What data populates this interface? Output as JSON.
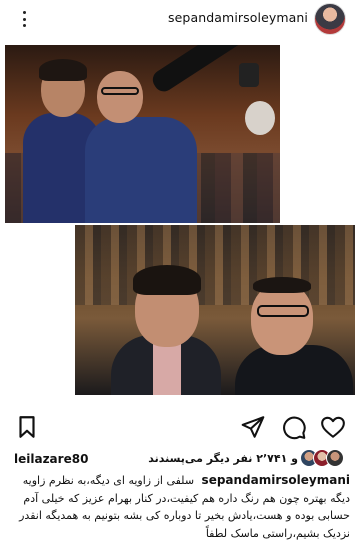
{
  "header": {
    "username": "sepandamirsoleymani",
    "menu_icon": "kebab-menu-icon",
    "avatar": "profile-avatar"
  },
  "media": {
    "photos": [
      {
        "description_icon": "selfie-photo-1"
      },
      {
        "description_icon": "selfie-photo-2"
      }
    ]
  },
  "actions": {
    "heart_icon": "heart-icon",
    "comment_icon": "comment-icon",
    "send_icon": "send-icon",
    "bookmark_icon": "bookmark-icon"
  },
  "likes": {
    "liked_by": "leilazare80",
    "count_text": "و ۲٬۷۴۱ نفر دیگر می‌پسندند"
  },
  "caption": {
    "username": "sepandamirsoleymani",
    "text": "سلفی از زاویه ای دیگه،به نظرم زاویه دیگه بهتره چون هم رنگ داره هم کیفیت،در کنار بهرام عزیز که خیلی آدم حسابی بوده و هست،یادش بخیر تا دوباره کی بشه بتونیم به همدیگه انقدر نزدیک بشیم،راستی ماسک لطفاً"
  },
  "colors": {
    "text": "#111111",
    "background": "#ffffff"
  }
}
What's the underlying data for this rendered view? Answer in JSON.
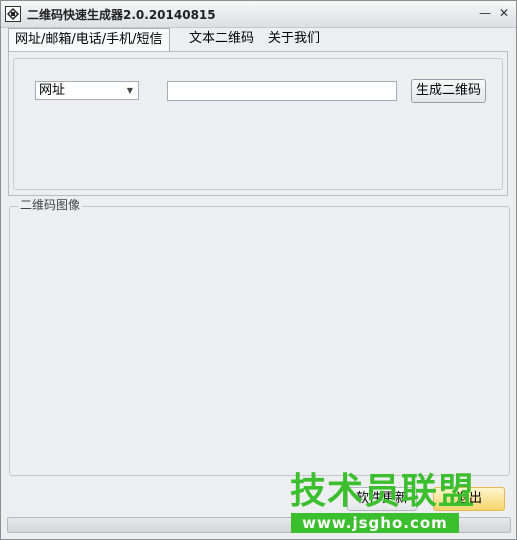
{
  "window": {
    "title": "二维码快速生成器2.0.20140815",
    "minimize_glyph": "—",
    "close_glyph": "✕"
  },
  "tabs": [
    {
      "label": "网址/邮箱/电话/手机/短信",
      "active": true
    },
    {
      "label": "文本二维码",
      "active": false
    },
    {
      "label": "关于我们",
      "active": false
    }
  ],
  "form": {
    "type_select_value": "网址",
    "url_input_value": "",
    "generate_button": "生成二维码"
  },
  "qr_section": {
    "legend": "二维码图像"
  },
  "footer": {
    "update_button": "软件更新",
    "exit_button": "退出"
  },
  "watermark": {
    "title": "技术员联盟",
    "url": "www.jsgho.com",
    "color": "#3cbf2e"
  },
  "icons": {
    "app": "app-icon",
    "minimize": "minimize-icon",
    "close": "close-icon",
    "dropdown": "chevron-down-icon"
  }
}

================================

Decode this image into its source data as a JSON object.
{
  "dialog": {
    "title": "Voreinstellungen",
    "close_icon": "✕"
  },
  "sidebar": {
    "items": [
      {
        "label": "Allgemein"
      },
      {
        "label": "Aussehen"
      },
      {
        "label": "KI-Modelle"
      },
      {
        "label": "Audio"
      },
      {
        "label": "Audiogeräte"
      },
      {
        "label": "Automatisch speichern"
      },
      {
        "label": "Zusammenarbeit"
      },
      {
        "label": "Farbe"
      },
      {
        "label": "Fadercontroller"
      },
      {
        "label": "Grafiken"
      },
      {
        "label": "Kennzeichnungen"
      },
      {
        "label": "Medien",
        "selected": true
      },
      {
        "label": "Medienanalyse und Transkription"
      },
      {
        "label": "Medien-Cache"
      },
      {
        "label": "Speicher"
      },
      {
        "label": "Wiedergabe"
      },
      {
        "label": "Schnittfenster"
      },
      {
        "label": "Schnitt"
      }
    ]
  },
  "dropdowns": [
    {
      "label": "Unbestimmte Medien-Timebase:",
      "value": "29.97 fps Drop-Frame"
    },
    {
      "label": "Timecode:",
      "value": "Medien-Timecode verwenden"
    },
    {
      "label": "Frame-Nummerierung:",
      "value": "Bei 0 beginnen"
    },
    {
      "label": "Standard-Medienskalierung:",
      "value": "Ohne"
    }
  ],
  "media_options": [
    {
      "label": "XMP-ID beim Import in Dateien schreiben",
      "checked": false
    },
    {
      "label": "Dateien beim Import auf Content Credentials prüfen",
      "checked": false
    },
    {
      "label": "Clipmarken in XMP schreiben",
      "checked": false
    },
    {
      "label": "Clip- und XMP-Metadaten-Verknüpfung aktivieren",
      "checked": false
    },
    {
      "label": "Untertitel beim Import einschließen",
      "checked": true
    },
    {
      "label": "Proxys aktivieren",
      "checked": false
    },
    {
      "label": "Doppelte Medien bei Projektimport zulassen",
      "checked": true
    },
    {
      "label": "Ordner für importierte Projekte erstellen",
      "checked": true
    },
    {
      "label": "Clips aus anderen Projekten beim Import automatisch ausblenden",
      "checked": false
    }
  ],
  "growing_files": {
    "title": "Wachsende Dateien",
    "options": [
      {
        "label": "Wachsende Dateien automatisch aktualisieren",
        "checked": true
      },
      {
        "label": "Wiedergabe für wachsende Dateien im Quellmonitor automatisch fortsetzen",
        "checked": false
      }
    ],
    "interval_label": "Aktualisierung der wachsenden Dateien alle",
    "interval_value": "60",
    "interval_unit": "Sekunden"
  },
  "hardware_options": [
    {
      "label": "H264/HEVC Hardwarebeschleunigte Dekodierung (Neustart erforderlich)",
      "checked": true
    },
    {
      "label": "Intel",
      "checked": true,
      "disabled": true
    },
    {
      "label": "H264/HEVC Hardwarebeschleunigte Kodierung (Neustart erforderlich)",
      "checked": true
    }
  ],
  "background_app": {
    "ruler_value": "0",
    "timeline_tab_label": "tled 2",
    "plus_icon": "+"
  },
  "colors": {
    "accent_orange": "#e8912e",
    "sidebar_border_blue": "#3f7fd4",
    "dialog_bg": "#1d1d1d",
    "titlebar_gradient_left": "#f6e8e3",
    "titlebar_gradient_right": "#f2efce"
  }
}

================================

### What is asked
Pick out, from the lines above, every one that contains the string "schreiben".

### In response
      "label": "XMP-ID beim Import in Dateien schreiben",
      "label": "Clipmarken in XMP schreiben",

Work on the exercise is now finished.